**Given records**
**********

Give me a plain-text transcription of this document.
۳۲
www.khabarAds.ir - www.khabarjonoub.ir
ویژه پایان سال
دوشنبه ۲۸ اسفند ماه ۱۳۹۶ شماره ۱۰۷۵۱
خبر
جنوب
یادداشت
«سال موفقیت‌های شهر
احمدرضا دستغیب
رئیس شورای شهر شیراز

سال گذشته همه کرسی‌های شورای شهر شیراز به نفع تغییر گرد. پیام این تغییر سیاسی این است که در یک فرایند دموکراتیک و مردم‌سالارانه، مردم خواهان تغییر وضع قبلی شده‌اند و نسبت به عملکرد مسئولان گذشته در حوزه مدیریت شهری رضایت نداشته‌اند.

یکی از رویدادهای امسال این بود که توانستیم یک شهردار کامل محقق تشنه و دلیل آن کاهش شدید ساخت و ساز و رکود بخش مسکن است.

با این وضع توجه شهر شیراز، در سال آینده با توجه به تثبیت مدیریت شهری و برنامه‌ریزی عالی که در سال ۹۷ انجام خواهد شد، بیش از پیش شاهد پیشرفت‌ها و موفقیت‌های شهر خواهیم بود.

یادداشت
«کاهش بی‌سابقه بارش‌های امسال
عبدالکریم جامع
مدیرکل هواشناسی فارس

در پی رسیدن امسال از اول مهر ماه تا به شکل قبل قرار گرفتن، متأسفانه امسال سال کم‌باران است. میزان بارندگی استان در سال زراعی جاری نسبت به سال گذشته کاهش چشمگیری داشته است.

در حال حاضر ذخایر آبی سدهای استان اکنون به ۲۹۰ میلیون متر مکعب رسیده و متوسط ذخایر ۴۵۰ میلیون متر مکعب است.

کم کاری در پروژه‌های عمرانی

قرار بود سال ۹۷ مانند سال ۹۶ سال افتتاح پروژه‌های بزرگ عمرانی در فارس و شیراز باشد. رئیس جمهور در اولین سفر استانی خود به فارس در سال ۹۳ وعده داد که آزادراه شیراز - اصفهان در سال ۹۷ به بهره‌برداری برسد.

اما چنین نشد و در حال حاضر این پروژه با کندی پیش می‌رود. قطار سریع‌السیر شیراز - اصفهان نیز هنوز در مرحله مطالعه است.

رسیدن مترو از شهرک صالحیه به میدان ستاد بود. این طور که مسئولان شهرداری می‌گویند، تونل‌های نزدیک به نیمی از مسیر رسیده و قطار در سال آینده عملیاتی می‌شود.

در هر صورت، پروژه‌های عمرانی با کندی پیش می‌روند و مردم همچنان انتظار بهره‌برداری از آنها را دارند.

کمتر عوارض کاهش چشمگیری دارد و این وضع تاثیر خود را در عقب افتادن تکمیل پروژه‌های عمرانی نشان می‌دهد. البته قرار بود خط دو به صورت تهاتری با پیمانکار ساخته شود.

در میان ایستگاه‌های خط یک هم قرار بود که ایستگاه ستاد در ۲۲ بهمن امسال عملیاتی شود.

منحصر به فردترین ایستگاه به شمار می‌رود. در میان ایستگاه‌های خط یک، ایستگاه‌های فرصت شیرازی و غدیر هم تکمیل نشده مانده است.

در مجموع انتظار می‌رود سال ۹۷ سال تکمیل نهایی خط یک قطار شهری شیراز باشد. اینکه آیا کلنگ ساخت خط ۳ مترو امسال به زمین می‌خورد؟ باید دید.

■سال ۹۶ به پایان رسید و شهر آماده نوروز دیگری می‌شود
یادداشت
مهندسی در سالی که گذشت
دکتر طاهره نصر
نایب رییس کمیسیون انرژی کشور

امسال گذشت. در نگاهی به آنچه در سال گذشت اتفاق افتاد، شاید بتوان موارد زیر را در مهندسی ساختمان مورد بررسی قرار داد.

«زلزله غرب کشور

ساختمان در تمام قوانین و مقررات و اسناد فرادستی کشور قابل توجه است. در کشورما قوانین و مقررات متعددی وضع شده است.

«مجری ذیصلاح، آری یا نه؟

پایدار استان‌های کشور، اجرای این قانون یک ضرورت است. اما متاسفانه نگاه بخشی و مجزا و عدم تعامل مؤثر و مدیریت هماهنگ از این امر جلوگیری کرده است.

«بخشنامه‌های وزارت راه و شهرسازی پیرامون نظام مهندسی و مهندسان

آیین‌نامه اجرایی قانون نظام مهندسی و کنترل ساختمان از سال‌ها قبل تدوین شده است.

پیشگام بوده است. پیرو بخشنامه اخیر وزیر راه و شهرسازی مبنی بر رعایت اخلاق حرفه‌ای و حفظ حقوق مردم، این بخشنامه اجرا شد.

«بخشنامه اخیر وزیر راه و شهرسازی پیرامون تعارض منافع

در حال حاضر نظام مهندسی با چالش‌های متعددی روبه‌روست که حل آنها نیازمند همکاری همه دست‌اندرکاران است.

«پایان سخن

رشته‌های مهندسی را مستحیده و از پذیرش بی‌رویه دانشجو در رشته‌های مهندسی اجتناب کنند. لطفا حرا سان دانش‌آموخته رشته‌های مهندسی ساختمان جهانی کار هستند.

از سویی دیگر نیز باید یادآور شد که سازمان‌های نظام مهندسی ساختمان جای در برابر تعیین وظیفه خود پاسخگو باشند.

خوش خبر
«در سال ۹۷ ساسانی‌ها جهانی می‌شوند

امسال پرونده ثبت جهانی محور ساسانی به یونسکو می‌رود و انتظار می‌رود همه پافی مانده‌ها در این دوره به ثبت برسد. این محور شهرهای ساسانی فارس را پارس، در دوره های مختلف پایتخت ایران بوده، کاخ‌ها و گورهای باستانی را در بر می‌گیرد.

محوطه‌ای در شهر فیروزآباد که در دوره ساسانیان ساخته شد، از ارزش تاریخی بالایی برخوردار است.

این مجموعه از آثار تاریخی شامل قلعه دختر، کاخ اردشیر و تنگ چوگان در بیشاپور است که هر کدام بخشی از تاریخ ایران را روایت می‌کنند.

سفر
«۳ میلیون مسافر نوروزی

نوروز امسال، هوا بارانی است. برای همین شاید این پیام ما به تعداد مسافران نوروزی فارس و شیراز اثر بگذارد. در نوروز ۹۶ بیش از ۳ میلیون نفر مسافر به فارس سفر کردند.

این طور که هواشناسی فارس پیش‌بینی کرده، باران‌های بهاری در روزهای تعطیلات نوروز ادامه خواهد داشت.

**********

**Exercise aim**
Copy all the records above exactly, missing none.

**Answer to the task**
Give me a plain-text transcription of this document.
۳۲
www.khabarAds.ir - www.khabarjonoub.ir
ویژه پایان سال
دوشنبه ۲۸ اسفند ماه ۱۳۹۶ شماره ۱۰۷۵۱
خبر
جنوب
یادداشت
«سال موفقیت‌های شهر
احمدرضا دستغیب
رئیس شورای شهر شیراز

سال گذشته همه کرسی‌های شورای شهر شیراز به نفع تغییر گرد. پیام این تغییر سیاسی این است که در یک فرایند دموکراتیک و مردم‌سالارانه، مردم خواهان تغییر وضع قبلی شده‌اند و نسبت به عملکرد مسئولان گذشته در حوزه مدیریت شهری رضایت نداشته‌اند.

یکی از رویدادهای امسال این بود که توانستیم یک شهردار کامل محقق تشنه و دلیل آن کاهش شدید ساخت و ساز و رکود بخش مسکن است.

با این وضع توجه شهر شیراز، در سال آینده با توجه به تثبیت مدیریت شهری و برنامه‌ریزی عالی که در سال ۹۷ انجام خواهد شد، بیش از پیش شاهد پیشرفت‌ها و موفقیت‌های شهر خواهیم بود.

یادداشت
«کاهش بی‌سابقه بارش‌های امسال
عبدالکریم جامع
مدیرکل هواشناسی فارس

در پی رسیدن امسال از اول مهر ماه تا به شکل قبل قرار گرفتن، متأسفانه امسال سال کم‌باران است. میزان بارندگی استان در سال زراعی جاری نسبت به سال گذشته کاهش چشمگیری داشته است.

در حال حاضر ذخایر آبی سدهای استان اکنون به ۲۹۰ میلیون متر مکعب رسیده و متوسط ذخایر ۴۵۰ میلیون متر مکعب است.

کم کاری در پروژه‌های عمرانی

قرار بود سال ۹۷ مانند سال ۹۶ سال افتتاح پروژه‌های بزرگ عمرانی در فارس و شیراز باشد. رئیس جمهور در اولین سفر استانی خود به فارس در سال ۹۳ وعده داد که آزادراه شیراز - اصفهان در سال ۹۷ به بهره‌برداری برسد.

اما چنین نشد و در حال حاضر این پروژه با کندی پیش می‌رود. قطار سریع‌السیر شیراز - اصفهان نیز هنوز در مرحله مطالعه است.

رسیدن مترو از شهرک صالحیه به میدان ستاد بود. این طور که مسئولان شهرداری می‌گویند، تونل‌های نزدیک به نیمی از مسیر رسیده و قطار در سال آینده عملیاتی می‌شود.

در هر صورت، پروژه‌های عمرانی با کندی پیش می‌روند و مردم همچنان انتظار بهره‌برداری از آنها را دارند.

کمتر عوارض کاهش چشمگیری دارد و این وضع تاثیر خود را در عقب افتادن تکمیل پروژه‌های عمرانی نشان می‌دهد. البته قرار بود خط دو به صورت تهاتری با پیمانکار ساخته شود.

در میان ایستگاه‌های خط یک هم قرار بود که ایستگاه ستاد در ۲۲ بهمن امسال عملیاتی شود.

منحصر به فردترین ایستگاه به شمار می‌رود. در میان ایستگاه‌های خط یک، ایستگاه‌های فرصت شیرازی و غدیر هم تکمیل نشده مانده است.

در مجموع انتظار می‌رود سال ۹۷ سال تکمیل نهایی خط یک قطار شهری شیراز باشد. اینکه آیا کلنگ ساخت خط ۳ مترو امسال به زمین می‌خورد؟ باید دید.

■سال ۹۶ به پایان رسید و شهر آماده نوروز دیگری می‌شود
یادداشت
مهندسی در سالی که گذشت
دکتر طاهره نصر
نایب رییس کمیسیون انرژی کشور

امسال گذشت. در نگاهی به آنچه در سال گذشت اتفاق افتاد، شاید بتوان موارد زیر را در مهندسی ساختمان مورد بررسی قرار داد.

«زلزله غرب کشور

ساختمان در تمام قوانین و مقررات و اسناد فرادستی کشور قابل توجه است. در کشورما قوانین و مقررات متعددی وضع شده است.

«مجری ذیصلاح، آری یا نه؟

پایدار استان‌های کشور، اجرای این قانون یک ضرورت است. اما متاسفانه نگاه بخشی و مجزا و عدم تعامل مؤثر و مدیریت هماهنگ از این امر جلوگیری کرده است.

«بخشنامه‌های وزارت راه و شهرسازی پیرامون نظام مهندسی و مهندسان

آیین‌نامه اجرایی قانون نظام مهندسی و کنترل ساختمان از سال‌ها قبل تدوین شده است.

پیشگام بوده است. پیرو بخشنامه اخیر وزیر راه و شهرسازی مبنی بر رعایت اخلاق حرفه‌ای و حفظ حقوق مردم، این بخشنامه اجرا شد.

«بخشنامه اخیر وزیر راه و شهرسازی پیرامون تعارض منافع

در حال حاضر نظام مهندسی با چالش‌های متعددی روبه‌روست که حل آنها نیازمند همکاری همه دست‌اندرکاران است.

«پایان سخن

رشته‌های مهندسی را مستحیده و از پذیرش بی‌رویه دانشجو در رشته‌های مهندسی اجتناب کنند. لطفا حرا سان دانش‌آموخته رشته‌های مهندسی ساختمان جهانی کار هستند.

از سویی دیگر نیز باید یادآور شد که سازمان‌های نظام مهندسی ساختمان جای در برابر تعیین وظیفه خود پاسخگو باشند.

خوش خبر
«در سال ۹۷ ساسانی‌ها جهانی می‌شوند

امسال پرونده ثبت جهانی محور ساسانی به یونسکو می‌رود و انتظار می‌رود همه پافی مانده‌ها در این دوره به ثبت برسد. این محور شهرهای ساسانی فارس را پارس، در دوره های مختلف پایتخت ایران بوده، کاخ‌ها و گورهای باستانی را در بر می‌گیرد.

محوطه‌ای در شهر فیروزآباد که در دوره ساسانیان ساخته شد، از ارزش تاریخی بالایی برخوردار است.

این مجموعه از آثار تاریخی شامل قلعه دختر، کاخ اردشیر و تنگ چوگان در بیشاپور است که هر کدام بخشی از تاریخ ایران را روایت می‌کنند.

سفر
«۳ میلیون مسافر نوروزی

نوروز امسال، هوا بارانی است. برای همین شاید این پیام ما به تعداد مسافران نوروزی فارس و شیراز اثر بگذارد. در نوروز ۹۶ بیش از ۳ میلیون نفر مسافر به فارس سفر کردند.

این طور که هواشناسی فارس پیش‌بینی کرده، باران‌های بهاری در روزهای تعطیلات نوروز ادامه خواهد داشت.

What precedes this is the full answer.